WHAT TO DO >> Set down the material below in full, matching it exactly.

Stored records:
▽
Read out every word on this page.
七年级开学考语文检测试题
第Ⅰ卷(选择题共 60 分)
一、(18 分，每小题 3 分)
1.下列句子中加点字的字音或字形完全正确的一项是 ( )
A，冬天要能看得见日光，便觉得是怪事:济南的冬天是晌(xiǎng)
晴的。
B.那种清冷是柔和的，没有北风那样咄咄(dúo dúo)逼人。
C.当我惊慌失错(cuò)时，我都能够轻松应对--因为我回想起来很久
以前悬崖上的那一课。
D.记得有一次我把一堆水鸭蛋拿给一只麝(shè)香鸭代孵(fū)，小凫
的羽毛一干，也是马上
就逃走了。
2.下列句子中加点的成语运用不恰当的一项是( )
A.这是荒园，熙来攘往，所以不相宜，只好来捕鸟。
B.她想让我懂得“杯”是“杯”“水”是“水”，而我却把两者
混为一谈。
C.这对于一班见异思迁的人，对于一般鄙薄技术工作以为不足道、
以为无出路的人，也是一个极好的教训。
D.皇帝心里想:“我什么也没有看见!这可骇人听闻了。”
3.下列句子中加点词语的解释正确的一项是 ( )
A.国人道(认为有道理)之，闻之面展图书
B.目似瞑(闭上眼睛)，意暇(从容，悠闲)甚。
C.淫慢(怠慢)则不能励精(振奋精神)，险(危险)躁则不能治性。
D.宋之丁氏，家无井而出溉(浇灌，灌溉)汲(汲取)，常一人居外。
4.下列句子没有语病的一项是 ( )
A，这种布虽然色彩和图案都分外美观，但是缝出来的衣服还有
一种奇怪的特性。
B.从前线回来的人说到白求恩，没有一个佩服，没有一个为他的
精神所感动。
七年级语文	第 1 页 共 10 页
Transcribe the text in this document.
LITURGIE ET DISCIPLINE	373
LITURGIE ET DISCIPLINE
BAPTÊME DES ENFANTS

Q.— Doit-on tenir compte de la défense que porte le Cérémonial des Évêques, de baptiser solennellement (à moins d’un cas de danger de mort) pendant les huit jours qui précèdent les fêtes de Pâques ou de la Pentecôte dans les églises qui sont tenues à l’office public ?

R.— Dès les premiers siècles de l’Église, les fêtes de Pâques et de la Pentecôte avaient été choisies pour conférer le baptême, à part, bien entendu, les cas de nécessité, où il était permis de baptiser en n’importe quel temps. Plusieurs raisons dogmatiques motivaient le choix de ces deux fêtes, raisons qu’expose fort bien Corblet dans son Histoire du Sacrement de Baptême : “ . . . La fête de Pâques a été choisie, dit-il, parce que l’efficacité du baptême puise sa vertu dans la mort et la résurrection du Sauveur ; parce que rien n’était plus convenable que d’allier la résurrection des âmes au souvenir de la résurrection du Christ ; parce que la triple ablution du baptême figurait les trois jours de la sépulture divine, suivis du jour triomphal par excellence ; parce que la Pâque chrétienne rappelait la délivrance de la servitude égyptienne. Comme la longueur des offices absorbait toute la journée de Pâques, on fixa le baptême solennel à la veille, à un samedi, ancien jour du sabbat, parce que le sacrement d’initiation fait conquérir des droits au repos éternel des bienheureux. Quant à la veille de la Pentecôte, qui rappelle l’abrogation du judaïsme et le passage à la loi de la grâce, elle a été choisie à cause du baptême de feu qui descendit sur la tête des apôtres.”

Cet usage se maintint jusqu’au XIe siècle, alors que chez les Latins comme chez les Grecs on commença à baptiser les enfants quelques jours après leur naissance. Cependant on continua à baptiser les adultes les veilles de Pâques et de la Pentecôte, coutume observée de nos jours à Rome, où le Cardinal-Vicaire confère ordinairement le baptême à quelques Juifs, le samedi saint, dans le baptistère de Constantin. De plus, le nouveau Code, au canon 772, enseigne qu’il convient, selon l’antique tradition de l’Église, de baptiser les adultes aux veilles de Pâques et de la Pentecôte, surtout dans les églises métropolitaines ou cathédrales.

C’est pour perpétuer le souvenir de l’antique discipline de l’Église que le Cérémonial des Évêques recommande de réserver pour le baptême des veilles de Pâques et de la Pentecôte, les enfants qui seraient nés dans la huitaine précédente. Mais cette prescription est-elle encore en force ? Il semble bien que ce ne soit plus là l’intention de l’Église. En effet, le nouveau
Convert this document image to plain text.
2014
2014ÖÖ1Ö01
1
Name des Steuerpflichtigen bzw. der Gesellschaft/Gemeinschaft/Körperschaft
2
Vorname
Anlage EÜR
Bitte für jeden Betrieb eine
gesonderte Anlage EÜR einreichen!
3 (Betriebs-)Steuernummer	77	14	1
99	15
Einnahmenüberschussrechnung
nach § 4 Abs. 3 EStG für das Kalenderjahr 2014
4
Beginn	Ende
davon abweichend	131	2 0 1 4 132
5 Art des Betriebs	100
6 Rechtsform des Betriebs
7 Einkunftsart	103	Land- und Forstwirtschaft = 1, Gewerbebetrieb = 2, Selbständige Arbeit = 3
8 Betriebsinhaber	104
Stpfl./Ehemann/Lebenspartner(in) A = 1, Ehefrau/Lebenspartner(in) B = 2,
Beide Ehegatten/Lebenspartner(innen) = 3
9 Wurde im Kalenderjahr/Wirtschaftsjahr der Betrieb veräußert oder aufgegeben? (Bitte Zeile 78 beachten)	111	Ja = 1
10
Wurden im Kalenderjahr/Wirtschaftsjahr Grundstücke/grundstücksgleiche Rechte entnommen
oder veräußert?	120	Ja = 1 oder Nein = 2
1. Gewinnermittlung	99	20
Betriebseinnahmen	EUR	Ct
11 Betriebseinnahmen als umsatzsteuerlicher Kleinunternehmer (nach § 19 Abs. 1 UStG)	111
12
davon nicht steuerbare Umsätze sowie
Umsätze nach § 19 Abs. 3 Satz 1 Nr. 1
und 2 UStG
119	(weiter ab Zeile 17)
△
THE COMPLETED TASK >>
Read out every word on this page.
七年级开学考语文检测试题
第Ⅰ卷(选择题共 60 分)
一、(18 分，每小题 3 分)
1.下列句子中加点字的字音或字形完全正确的一项是 ( )
A，冬天要能看得见日光，便觉得是怪事:济南的冬天是晌(xiǎng)
晴的。
B.那种清冷是柔和的，没有北风那样咄咄(dúo dúo)逼人。
C.当我惊慌失错(cuò)时，我都能够轻松应对--因为我回想起来很久
以前悬崖上的那一课。
D.记得有一次我把一堆水鸭蛋拿给一只麝(shè)香鸭代孵(fū)，小凫
的羽毛一干，也是马上
就逃走了。
2.下列句子中加点的成语运用不恰当的一项是( )
A.这是荒园，熙来攘往，所以不相宜，只好来捕鸟。
B.她想让我懂得“杯”是“杯”“水”是“水”，而我却把两者
混为一谈。
C.这对于一班见异思迁的人，对于一般鄙薄技术工作以为不足道、
以为无出路的人，也是一个极好的教训。
D.皇帝心里想:“我什么也没有看见!这可骇人听闻了。”
3.下列句子中加点词语的解释正确的一项是 ( )
A.国人道(认为有道理)之，闻之面展图书
B.目似瞑(闭上眼睛)，意暇(从容，悠闲)甚。
C.淫慢(怠慢)则不能励精(振奋精神)，险(危险)躁则不能治性。
D.宋之丁氏，家无井而出溉(浇灌，灌溉)汲(汲取)，常一人居外。
4.下列句子没有语病的一项是 ( )
A，这种布虽然色彩和图案都分外美观，但是缝出来的衣服还有
一种奇怪的特性。
B.从前线回来的人说到白求恩，没有一个佩服，没有一个为他的
精神所感动。
七年级语文	第 1 页 共 10 页
Transcribe the text in this document.
LITURGIE ET DISCIPLINE	373
LITURGIE ET DISCIPLINE
BAPTÊME DES ENFANTS

Q.— Doit-on tenir compte de la défense que porte le Cérémonial des Évêques, de baptiser solennellement (à moins d’un cas de danger de mort) pendant les huit jours qui précèdent les fêtes de Pâques ou de la Pentecôte dans les églises qui sont tenues à l’office public ?

R.— Dès les premiers siècles de l’Église, les fêtes de Pâques et de la Pentecôte avaient été choisies pour conférer le baptême, à part, bien entendu, les cas de nécessité, où il était permis de baptiser en n’importe quel temps. Plusieurs raisons dogmatiques motivaient le choix de ces deux fêtes, raisons qu’expose fort bien Corblet dans son Histoire du Sacrement de Baptême : “ . . . La fête de Pâques a été choisie, dit-il, parce que l’efficacité du baptême puise sa vertu dans la mort et la résurrection du Sauveur ; parce que rien n’était plus convenable que d’allier la résurrection des âmes au souvenir de la résurrection du Christ ; parce que la triple ablution du baptême figurait les trois jours de la sépulture divine, suivis du jour triomphal par excellence ; parce que la Pâque chrétienne rappelait la délivrance de la servitude égyptienne. Comme la longueur des offices absorbait toute la journée de Pâques, on fixa le baptême solennel à la veille, à un samedi, ancien jour du sabbat, parce que le sacrement d’initiation fait conquérir des droits au repos éternel des bienheureux. Quant à la veille de la Pentecôte, qui rappelle l’abrogation du judaïsme et le passage à la loi de la grâce, elle a été choisie à cause du baptême de feu qui descendit sur la tête des apôtres.”

Cet usage se maintint jusqu’au XIe siècle, alors que chez les Latins comme chez les Grecs on commença à baptiser les enfants quelques jours après leur naissance. Cependant on continua à baptiser les adultes les veilles de Pâques et de la Pentecôte, coutume observée de nos jours à Rome, où le Cardinal-Vicaire confère ordinairement le baptême à quelques Juifs, le samedi saint, dans le baptistère de Constantin. De plus, le nouveau Code, au canon 772, enseigne qu’il convient, selon l’antique tradition de l’Église, de baptiser les adultes aux veilles de Pâques et de la Pentecôte, surtout dans les églises métropolitaines ou cathédrales.

C’est pour perpétuer le souvenir de l’antique discipline de l’Église que le Cérémonial des Évêques recommande de réserver pour le baptême des veilles de Pâques et de la Pentecôte, les enfants qui seraient nés dans la huitaine précédente. Mais cette prescription est-elle encore en force ? Il semble bien que ce ne soit plus là l’intention de l’Église. En effet, le nouveau
Convert this document image to plain text.
2014
2014ÖÖ1Ö01
1
Name des Steuerpflichtigen bzw. der Gesellschaft/Gemeinschaft/Körperschaft
2
Vorname
Anlage EÜR
Bitte für jeden Betrieb eine
gesonderte Anlage EÜR einreichen!
3 (Betriebs-)Steuernummer	77	14	1
99	15
Einnahmenüberschussrechnung
nach § 4 Abs. 3 EStG für das Kalenderjahr 2014
4
Beginn	Ende
davon abweichend	131	2 0 1 4 132
5 Art des Betriebs	100
6 Rechtsform des Betriebs
7 Einkunftsart	103	Land- und Forstwirtschaft = 1, Gewerbebetrieb = 2, Selbständige Arbeit = 3
8 Betriebsinhaber	104
Stpfl./Ehemann/Lebenspartner(in) A = 1, Ehefrau/Lebenspartner(in) B = 2,
Beide Ehegatten/Lebenspartner(innen) = 3
9 Wurde im Kalenderjahr/Wirtschaftsjahr der Betrieb veräußert oder aufgegeben? (Bitte Zeile 78 beachten)	111	Ja = 1
10
Wurden im Kalenderjahr/Wirtschaftsjahr Grundstücke/grundstücksgleiche Rechte entnommen
oder veräußert?	120	Ja = 1 oder Nein = 2
1. Gewinnermittlung	99	20
Betriebseinnahmen	EUR	Ct
11 Betriebseinnahmen als umsatzsteuerlicher Kleinunternehmer (nach § 19 Abs. 1 UStG)	111
12
davon nicht steuerbare Umsätze sowie
Umsätze nach § 19 Abs. 3 Satz 1 Nr. 1
und 2 UStG
119	(weiter ab Zeile 17)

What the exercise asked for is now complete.